» PROBLEMA ESCRITO: Prolonga la sección de texto sobre el país perdido a partir de su última frase, manteniendo el mismo tono.

» SECCIÓN DE TEXTO:
▼▼▼
Los ojos de quien ya no mira.
5.-
Un país. Un lugar donde para oír al
refranero desde una tarima había que beberse el licor regalado, el aguardiente
ideológico. Un país donde “Los niños
estaban allí hurgando en las bolsas de basura”. O “un grupo de motorizados se
desplazaba a alta velocidad”. O una posible guerra civil y una pregunta en el
aire: “¿Tú crees que en la mente criminal de un par de caciques terroristas e
ignorantes tú cuentas para algo?”.
Un país custodiado por Los Guardianes
de la Patria. Un país cuyo dueño baila con su damisela al ritmo del dolor
nacional. “Esto es territorio de ellos”. Un país perdido. Sombrío. Una isla sin
costas. Una costra.
▲▲▲
» DATOS SIN PROCESAR:
▼▼▼
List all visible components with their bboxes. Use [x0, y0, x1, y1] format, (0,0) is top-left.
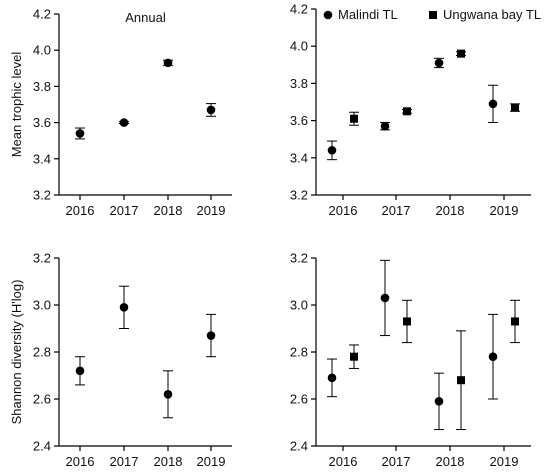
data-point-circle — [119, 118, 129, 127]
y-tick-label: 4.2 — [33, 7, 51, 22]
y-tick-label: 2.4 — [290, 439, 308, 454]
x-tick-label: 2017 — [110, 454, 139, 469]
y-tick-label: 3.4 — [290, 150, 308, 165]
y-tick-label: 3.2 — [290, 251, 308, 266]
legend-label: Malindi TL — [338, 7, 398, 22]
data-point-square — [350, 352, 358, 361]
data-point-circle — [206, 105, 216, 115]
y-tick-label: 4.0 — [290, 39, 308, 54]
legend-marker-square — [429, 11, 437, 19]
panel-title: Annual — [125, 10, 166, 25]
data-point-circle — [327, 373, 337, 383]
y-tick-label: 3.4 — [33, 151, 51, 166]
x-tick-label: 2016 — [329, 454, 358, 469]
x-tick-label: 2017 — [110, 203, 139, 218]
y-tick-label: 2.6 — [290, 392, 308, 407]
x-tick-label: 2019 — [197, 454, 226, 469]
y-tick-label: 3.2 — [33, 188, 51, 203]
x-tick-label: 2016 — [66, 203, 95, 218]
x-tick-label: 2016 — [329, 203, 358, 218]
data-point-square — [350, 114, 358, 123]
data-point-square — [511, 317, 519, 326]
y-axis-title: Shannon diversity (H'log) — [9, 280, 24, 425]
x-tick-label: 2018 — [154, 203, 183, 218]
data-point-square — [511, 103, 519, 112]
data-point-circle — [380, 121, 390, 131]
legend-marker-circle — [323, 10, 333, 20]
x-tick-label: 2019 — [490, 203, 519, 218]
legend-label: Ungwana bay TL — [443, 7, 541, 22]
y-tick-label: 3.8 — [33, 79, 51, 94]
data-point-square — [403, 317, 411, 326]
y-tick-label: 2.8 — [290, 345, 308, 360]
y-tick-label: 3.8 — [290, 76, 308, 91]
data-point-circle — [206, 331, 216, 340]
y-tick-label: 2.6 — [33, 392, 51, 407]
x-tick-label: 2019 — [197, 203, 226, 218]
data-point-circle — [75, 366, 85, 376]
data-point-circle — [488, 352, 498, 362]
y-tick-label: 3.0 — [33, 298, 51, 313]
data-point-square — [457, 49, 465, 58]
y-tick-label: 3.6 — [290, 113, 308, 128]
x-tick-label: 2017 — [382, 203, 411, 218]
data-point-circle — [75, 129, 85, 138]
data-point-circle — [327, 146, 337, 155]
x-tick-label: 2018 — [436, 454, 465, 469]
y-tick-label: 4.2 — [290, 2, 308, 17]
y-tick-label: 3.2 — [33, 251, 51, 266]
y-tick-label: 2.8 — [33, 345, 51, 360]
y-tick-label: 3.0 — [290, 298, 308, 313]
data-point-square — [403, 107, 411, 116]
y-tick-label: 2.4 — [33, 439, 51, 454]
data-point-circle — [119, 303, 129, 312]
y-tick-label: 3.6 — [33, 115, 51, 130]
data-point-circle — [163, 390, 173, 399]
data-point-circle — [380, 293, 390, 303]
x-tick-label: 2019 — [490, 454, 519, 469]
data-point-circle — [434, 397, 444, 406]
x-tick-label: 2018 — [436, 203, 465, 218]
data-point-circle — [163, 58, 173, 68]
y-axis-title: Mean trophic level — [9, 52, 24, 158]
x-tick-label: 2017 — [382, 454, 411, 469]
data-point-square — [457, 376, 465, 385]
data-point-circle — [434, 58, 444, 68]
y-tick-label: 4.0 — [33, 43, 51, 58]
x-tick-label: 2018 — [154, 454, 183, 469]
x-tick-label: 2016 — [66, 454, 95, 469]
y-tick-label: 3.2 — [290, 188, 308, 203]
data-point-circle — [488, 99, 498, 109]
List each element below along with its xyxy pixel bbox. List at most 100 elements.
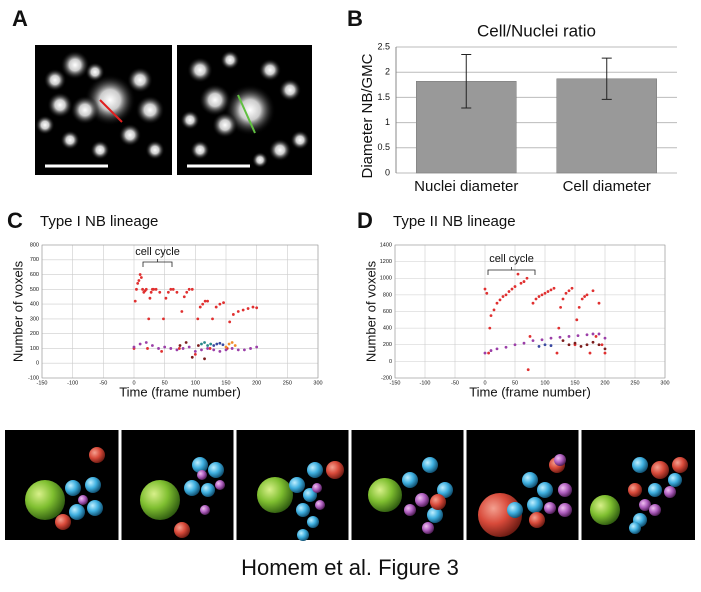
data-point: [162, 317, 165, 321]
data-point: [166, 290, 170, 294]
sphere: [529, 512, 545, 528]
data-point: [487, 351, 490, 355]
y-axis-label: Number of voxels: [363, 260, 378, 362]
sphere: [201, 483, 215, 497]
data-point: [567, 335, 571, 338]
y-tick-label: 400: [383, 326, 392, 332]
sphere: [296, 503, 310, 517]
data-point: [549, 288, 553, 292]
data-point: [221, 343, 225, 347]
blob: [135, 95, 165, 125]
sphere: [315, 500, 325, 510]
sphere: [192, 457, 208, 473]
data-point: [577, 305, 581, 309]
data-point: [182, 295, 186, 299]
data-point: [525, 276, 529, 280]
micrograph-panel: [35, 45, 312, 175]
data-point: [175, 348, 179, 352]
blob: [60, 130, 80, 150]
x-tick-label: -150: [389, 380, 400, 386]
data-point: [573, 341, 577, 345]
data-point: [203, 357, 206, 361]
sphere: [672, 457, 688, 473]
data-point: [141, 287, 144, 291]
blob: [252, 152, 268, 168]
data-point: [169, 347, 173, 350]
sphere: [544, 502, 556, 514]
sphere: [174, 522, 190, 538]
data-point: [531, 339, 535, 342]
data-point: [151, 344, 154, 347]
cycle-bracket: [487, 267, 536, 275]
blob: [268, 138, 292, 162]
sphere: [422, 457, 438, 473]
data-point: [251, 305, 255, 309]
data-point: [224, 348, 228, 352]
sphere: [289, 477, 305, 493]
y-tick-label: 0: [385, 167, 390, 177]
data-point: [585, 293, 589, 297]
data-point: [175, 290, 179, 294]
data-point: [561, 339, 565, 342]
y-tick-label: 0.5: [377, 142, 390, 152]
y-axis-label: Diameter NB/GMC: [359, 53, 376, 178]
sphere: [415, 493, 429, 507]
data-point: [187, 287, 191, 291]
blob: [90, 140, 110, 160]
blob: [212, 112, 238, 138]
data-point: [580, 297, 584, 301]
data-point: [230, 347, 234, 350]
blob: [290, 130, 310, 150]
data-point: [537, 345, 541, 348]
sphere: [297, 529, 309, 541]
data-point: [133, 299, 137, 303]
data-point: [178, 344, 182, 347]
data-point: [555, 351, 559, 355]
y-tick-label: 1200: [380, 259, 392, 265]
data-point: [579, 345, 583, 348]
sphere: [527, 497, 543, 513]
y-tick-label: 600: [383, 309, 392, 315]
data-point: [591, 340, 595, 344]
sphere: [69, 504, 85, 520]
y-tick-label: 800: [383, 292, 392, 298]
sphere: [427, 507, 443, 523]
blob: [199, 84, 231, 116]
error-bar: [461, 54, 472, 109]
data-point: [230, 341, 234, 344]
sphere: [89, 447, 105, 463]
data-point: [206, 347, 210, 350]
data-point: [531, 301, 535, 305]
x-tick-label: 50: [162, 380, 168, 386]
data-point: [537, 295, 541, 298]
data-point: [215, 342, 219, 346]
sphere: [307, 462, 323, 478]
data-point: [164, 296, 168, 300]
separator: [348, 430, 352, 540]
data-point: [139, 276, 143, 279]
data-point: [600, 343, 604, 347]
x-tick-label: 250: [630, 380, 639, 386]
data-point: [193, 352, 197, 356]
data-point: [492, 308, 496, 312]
▲▲▲
» RESULTADO:
Nocturama, la noche de una cultura
despiadada. La noche de un país “cuya constante invención de su historia había
producido dificultades en la convivencia, descontento en algunos y ánimos
discrepantes en otros”.
El país otro, el tallado por la
estupidez de una pesadilla que antes llamaban utopía.
¿Nocturama es la voz oculta de Tomás
Moro, su ironía, el cálculo infinitesimal de la indolencia de un poder que vive
gracias a la respiración ajena?
Una novela que se adelantó unos años a
lo que hoy vemos en las calles. Una novela de una ficción que es nuestra más
dolorosa realidad. Aquí no valen artificios, adornos ni consagraciones
académicas. Un disparo en la cara es
superior a una metáfora. A una tesis de doctorado. Un hombre arrodillado frente
a un sujeto armado no es un asunto gramatical. No hay sintaxis que releve la
imagen de una mujer pateada por soldados, por policías o por “colectivos”, los
“tontom-macoutes” de esta novela que tiene nombre en el espacio geográfico y
espiritual de los perseguidos, acosados y asesinados.
“Nocturama” es una lectura en medio de
una protesta.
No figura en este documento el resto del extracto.